Your objective -> Give the data below again, word for word.

□ □ □ □ □

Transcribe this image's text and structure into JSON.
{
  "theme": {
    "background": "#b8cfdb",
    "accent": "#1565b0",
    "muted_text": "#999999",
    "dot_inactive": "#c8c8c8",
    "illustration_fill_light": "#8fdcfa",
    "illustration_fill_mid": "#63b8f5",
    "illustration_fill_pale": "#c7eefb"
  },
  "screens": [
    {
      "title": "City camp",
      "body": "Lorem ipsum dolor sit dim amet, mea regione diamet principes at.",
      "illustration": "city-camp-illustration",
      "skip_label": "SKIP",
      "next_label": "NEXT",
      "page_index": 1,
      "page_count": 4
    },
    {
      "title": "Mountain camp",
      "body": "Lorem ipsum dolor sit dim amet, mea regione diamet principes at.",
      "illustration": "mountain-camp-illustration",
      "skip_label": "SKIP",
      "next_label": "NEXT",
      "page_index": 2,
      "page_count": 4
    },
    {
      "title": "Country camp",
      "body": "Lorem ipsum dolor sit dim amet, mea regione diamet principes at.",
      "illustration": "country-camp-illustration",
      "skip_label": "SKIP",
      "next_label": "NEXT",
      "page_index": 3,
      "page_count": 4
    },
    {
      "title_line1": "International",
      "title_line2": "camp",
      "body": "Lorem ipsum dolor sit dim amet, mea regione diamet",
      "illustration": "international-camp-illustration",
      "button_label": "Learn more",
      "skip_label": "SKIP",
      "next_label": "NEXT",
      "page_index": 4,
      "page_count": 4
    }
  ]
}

□ □ □ □ □

Task answer ->
Transcribe this image's text and structure into JSON.
{
  "theme": {
    "background": "#b8cfdb",
    "accent": "#1565b0",
    "muted_text": "#999999",
    "dot_inactive": "#c8c8c8",
    "illustration_fill_light": "#8fdcfa",
    "illustration_fill_mid": "#63b8f5",
    "illustration_fill_pale": "#c7eefb"
  },
  "screens": [
    {
      "title": "City camp",
      "body": "Lorem ipsum dolor sit dim amet, mea regione diamet principes at.",
      "illustration": "city-camp-illustration",
      "skip_label": "SKIP",
      "next_label": "NEXT",
      "page_index": 1,
      "page_count": 4
    },
    {
      "title": "Mountain camp",
      "body": "Lorem ipsum dolor sit dim amet, mea regione diamet principes at.",
      "illustration": "mountain-camp-illustration",
      "skip_label": "SKIP",
      "next_label": "NEXT",
      "page_index": 2,
      "page_count": 4
    },
    {
      "title": "Country camp",
      "body": "Lorem ipsum dolor sit dim amet, mea regione diamet principes at.",
      "illustration": "country-camp-illustration",
      "skip_label": "SKIP",
      "next_label": "NEXT",
      "page_index": 3,
      "page_count": 4
    },
    {
      "title_line1": "International",
      "title_line2": "camp",
      "body": "Lorem ipsum dolor sit dim amet, mea regione diamet",
      "illustration": "international-camp-illustration",
      "button_label": "Learn more",
      "skip_label": "SKIP",
      "next_label": "NEXT",
      "page_index": 4,
      "page_count": 4
    }
  ]
}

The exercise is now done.